Repeat the listing in full, preserving every character.

Input rows —

········

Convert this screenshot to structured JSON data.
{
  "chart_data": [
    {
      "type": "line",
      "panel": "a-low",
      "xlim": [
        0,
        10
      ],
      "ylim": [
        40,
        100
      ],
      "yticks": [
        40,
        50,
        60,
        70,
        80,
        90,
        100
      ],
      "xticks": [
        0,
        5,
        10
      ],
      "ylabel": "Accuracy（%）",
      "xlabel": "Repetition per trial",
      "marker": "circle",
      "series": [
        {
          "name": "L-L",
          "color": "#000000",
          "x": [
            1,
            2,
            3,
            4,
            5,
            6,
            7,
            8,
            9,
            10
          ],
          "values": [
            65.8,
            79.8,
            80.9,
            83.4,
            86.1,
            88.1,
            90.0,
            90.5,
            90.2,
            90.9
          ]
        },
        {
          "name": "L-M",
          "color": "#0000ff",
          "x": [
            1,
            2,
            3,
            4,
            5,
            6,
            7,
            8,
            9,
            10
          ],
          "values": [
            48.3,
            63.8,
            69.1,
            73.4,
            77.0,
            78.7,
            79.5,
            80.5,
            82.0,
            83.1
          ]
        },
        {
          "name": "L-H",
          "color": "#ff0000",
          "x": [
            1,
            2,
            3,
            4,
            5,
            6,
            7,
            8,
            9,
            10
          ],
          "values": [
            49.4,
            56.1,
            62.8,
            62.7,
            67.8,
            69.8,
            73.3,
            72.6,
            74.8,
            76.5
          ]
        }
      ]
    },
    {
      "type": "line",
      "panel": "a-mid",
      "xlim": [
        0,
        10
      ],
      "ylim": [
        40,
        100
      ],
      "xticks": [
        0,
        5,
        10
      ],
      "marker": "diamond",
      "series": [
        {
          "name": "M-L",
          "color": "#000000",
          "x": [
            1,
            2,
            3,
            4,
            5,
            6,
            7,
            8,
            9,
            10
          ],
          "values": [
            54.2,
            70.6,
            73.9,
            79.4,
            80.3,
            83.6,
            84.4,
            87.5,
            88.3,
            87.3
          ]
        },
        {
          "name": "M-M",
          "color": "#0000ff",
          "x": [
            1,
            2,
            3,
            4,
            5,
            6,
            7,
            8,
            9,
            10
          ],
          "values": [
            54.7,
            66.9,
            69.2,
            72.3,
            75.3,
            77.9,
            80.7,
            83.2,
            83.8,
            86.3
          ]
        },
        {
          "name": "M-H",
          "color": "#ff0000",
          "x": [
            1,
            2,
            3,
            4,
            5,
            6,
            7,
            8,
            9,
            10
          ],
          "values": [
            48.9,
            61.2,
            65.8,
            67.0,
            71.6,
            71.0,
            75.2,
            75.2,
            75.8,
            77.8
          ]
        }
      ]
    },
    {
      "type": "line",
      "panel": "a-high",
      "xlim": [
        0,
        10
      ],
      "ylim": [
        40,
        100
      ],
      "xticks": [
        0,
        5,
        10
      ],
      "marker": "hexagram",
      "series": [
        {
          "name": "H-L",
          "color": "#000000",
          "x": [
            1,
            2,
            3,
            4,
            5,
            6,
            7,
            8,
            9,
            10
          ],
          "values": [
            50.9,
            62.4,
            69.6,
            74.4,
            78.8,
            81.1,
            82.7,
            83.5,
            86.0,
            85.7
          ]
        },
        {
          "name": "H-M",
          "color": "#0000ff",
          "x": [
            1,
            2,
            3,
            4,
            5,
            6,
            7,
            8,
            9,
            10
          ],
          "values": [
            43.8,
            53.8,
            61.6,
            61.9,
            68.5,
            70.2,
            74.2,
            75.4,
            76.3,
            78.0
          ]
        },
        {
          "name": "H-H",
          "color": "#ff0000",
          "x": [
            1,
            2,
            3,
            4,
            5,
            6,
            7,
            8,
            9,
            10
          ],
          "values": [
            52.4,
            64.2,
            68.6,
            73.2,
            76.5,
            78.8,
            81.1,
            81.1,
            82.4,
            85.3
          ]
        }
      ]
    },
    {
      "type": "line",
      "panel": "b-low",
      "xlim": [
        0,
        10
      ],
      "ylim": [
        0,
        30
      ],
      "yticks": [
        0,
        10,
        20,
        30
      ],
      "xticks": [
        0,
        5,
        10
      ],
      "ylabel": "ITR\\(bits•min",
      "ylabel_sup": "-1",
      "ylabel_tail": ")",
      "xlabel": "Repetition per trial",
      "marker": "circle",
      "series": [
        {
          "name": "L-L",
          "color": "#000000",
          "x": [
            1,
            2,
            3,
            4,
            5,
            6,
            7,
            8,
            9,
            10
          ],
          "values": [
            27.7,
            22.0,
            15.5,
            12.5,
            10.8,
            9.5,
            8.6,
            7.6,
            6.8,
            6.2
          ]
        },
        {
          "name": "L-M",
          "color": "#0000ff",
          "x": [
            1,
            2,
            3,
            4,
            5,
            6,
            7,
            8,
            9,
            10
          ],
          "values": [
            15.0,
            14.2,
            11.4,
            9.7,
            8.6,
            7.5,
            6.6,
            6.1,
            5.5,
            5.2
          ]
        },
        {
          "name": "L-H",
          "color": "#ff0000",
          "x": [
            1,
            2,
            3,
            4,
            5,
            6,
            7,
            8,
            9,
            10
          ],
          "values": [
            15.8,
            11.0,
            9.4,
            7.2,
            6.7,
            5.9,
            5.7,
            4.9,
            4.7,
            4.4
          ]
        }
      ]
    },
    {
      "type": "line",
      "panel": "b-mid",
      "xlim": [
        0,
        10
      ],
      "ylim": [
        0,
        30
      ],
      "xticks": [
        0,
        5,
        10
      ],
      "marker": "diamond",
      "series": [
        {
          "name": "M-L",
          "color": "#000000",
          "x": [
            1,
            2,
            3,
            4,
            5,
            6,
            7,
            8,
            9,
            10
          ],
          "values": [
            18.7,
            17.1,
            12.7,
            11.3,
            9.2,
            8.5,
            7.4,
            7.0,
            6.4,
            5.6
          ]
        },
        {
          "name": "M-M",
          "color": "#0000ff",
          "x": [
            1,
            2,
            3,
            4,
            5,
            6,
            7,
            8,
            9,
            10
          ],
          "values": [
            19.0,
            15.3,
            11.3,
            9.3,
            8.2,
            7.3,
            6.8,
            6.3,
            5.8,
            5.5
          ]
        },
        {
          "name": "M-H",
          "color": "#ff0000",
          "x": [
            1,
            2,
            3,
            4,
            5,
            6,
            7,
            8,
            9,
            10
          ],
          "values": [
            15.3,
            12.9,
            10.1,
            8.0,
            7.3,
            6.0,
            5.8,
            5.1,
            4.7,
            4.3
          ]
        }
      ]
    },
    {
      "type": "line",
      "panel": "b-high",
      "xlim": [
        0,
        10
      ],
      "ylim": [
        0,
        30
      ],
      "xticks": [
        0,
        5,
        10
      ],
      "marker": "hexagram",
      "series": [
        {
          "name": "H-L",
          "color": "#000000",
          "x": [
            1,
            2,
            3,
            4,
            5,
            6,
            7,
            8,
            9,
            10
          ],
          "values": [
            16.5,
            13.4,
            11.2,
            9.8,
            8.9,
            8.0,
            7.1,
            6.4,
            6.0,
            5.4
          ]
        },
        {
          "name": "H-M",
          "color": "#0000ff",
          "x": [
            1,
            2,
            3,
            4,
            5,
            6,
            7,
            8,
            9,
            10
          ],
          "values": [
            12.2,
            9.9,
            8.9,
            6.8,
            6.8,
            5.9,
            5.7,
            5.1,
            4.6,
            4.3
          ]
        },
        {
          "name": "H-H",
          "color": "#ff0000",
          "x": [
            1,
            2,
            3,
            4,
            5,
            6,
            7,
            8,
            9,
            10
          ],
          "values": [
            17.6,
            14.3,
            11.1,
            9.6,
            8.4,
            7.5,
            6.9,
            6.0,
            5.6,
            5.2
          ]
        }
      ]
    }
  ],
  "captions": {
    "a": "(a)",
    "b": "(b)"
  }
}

········

Expected answer —
Convert this screenshot to structured JSON data.
{
  "chart_data": [
    {
      "type": "line",
      "panel": "a-low",
      "xlim": [
        0,
        10
      ],
      "ylim": [
        40,
        100
      ],
      "yticks": [
        40,
        50,
        60,
        70,
        80,
        90,
        100
      ],
      "xticks": [
        0,
        5,
        10
      ],
      "ylabel": "Accuracy（%）",
      "xlabel": "Repetition per trial",
      "marker": "circle",
      "series": [
        {
          "name": "L-L",
          "color": "#000000",
          "x": [
            1,
            2,
            3,
            4,
            5,
            6,
            7,
            8,
            9,
            10
          ],
          "values": [
            65.8,
            79.8,
            80.9,
            83.4,
            86.1,
            88.1,
            90.0,
            90.5,
            90.2,
            90.9
          ]
        },
        {
          "name": "L-M",
          "color": "#0000ff",
          "x": [
            1,
            2,
            3,
            4,
            5,
            6,
            7,
            8,
            9,
            10
          ],
          "values": [
            48.3,
            63.8,
            69.1,
            73.4,
            77.0,
            78.7,
            79.5,
            80.5,
            82.0,
            83.1
          ]
        },
        {
          "name": "L-H",
          "color": "#ff0000",
          "x": [
            1,
            2,
            3,
            4,
            5,
            6,
            7,
            8,
            9,
            10
          ],
          "values": [
            49.4,
            56.1,
            62.8,
            62.7,
            67.8,
            69.8,
            73.3,
            72.6,
            74.8,
            76.5
          ]
        }
      ]
    },
    {
      "type": "line",
      "panel": "a-mid",
      "xlim": [
        0,
        10
      ],
      "ylim": [
        40,
        100
      ],
      "xticks": [
        0,
        5,
        10
      ],
      "marker": "diamond",
      "series": [
        {
          "name": "M-L",
          "color": "#000000",
          "x": [
            1,
            2,
            3,
            4,
            5,
            6,
            7,
            8,
            9,
            10
          ],
          "values": [
            54.2,
            70.6,
            73.9,
            79.4,
            80.3,
            83.6,
            84.4,
            87.5,
            88.3,
            87.3
          ]
        },
        {
          "name": "M-M",
          "color": "#0000ff",
          "x": [
            1,
            2,
            3,
            4,
            5,
            6,
            7,
            8,
            9,
            10
          ],
          "values": [
            54.7,
            66.9,
            69.2,
            72.3,
            75.3,
            77.9,
            80.7,
            83.2,
            83.8,
            86.3
          ]
        },
        {
          "name": "M-H",
          "color": "#ff0000",
          "x": [
            1,
            2,
            3,
            4,
            5,
            6,
            7,
            8,
            9,
            10
          ],
          "values": [
            48.9,
            61.2,
            65.8,
            67.0,
            71.6,
            71.0,
            75.2,
            75.2,
            75.8,
            77.8
          ]
        }
      ]
    },
    {
      "type": "line",
      "panel": "a-high",
      "xlim": [
        0,
        10
      ],
      "ylim": [
        40,
        100
      ],
      "xticks": [
        0,
        5,
        10
      ],
      "marker": "hexagram",
      "series": [
        {
          "name": "H-L",
          "color": "#000000",
          "x": [
            1,
            2,
            3,
            4,
            5,
            6,
            7,
            8,
            9,
            10
          ],
          "values": [
            50.9,
            62.4,
            69.6,
            74.4,
            78.8,
            81.1,
            82.7,
            83.5,
            86.0,
            85.7
          ]
        },
        {
          "name": "H-M",
          "color": "#0000ff",
          "x": [
            1,
            2,
            3,
            4,
            5,
            6,
            7,
            8,
            9,
            10
          ],
          "values": [
            43.8,
            53.8,
            61.6,
            61.9,
            68.5,
            70.2,
            74.2,
            75.4,
            76.3,
            78.0
          ]
        },
        {
          "name": "H-H",
          "color": "#ff0000",
          "x": [
            1,
            2,
            3,
            4,
            5,
            6,
            7,
            8,
            9,
            10
          ],
          "values": [
            52.4,
            64.2,
            68.6,
            73.2,
            76.5,
            78.8,
            81.1,
            81.1,
            82.4,
            85.3
          ]
        }
      ]
    },
    {
      "type": "line",
      "panel": "b-low",
      "xlim": [
        0,
        10
      ],
      "ylim": [
        0,
        30
      ],
      "yticks": [
        0,
        10,
        20,
        30
      ],
      "xticks": [
        0,
        5,
        10
      ],
      "ylabel": "ITR\\(bits•min",
      "ylabel_sup": "-1",
      "ylabel_tail": ")",
      "xlabel": "Repetition per trial",
      "marker": "circle",
      "series": [
        {
          "name": "L-L",
          "color": "#000000",
          "x": [
            1,
            2,
            3,
            4,
            5,
            6,
            7,
            8,
            9,
            10
          ],
          "values": [
            27.7,
            22.0,
            15.5,
            12.5,
            10.8,
            9.5,
            8.6,
            7.6,
            6.8,
            6.2
          ]
        },
        {
          "name": "L-M",
          "color": "#0000ff",
          "x": [
            1,
            2,
            3,
            4,
            5,
            6,
            7,
            8,
            9,
            10
          ],
          "values": [
            15.0,
            14.2,
            11.4,
            9.7,
            8.6,
            7.5,
            6.6,
            6.1,
            5.5,
            5.2
          ]
        },
        {
          "name": "L-H",
          "color": "#ff0000",
          "x": [
            1,
            2,
            3,
            4,
            5,
            6,
            7,
            8,
            9,
            10
          ],
          "values": [
            15.8,
            11.0,
            9.4,
            7.2,
            6.7,
            5.9,
            5.7,
            4.9,
            4.7,
            4.4
          ]
        }
      ]
    },
    {
      "type": "line",
      "panel": "b-mid",
      "xlim": [
        0,
        10
      ],
      "ylim": [
        0,
        30
      ],
      "xticks": [
        0,
        5,
        10
      ],
      "marker": "diamond",
      "series": [
        {
          "name": "M-L",
          "color": "#000000",
          "x": [
            1,
            2,
            3,
            4,
            5,
            6,
            7,
            8,
            9,
            10
          ],
          "values": [
            18.7,
            17.1,
            12.7,
            11.3,
            9.2,
            8.5,
            7.4,
            7.0,
            6.4,
            5.6
          ]
        },
        {
          "name": "M-M",
          "color": "#0000ff",
          "x": [
            1,
            2,
            3,
            4,
            5,
            6,
            7,
            8,
            9,
            10
          ],
          "values": [
            19.0,
            15.3,
            11.3,
            9.3,
            8.2,
            7.3,
            6.8,
            6.3,
            5.8,
            5.5
          ]
        },
        {
          "name": "M-H",
          "color": "#ff0000",
          "x": [
            1,
            2,
            3,
            4,
            5,
            6,
            7,
            8,
            9,
            10
          ],
          "values": [
            15.3,
            12.9,
            10.1,
            8.0,
            7.3,
            6.0,
            5.8,
            5.1,
            4.7,
            4.3
          ]
        }
      ]
    },
    {
      "type": "line",
      "panel": "b-high",
      "xlim": [
        0,
        10
      ],
      "ylim": [
        0,
        30
      ],
      "xticks": [
        0,
        5,
        10
      ],
      "marker": "hexagram",
      "series": [
        {
          "name": "H-L",
          "color": "#000000",
          "x": [
            1,
            2,
            3,
            4,
            5,
            6,
            7,
            8,
            9,
            10
          ],
          "values": [
            16.5,
            13.4,
            11.2,
            9.8,
            8.9,
            8.0,
            7.1,
            6.4,
            6.0,
            5.4
          ]
        },
        {
          "name": "H-M",
          "color": "#0000ff",
          "x": [
            1,
            2,
            3,
            4,
            5,
            6,
            7,
            8,
            9,
            10
          ],
          "values": [
            12.2,
            9.9,
            8.9,
            6.8,
            6.8,
            5.9,
            5.7,
            5.1,
            4.6,
            4.3
          ]
        },
        {
          "name": "H-H",
          "color": "#ff0000",
          "x": [
            1,
            2,
            3,
            4,
            5,
            6,
            7,
            8,
            9,
            10
          ],
          "values": [
            17.6,
            14.3,
            11.1,
            9.6,
            8.4,
            7.5,
            6.9,
            6.0,
            5.6,
            5.2
          ]
        }
      ]
    }
  ],
  "captions": {
    "a": "(a)",
    "b": "(b)"
  }
}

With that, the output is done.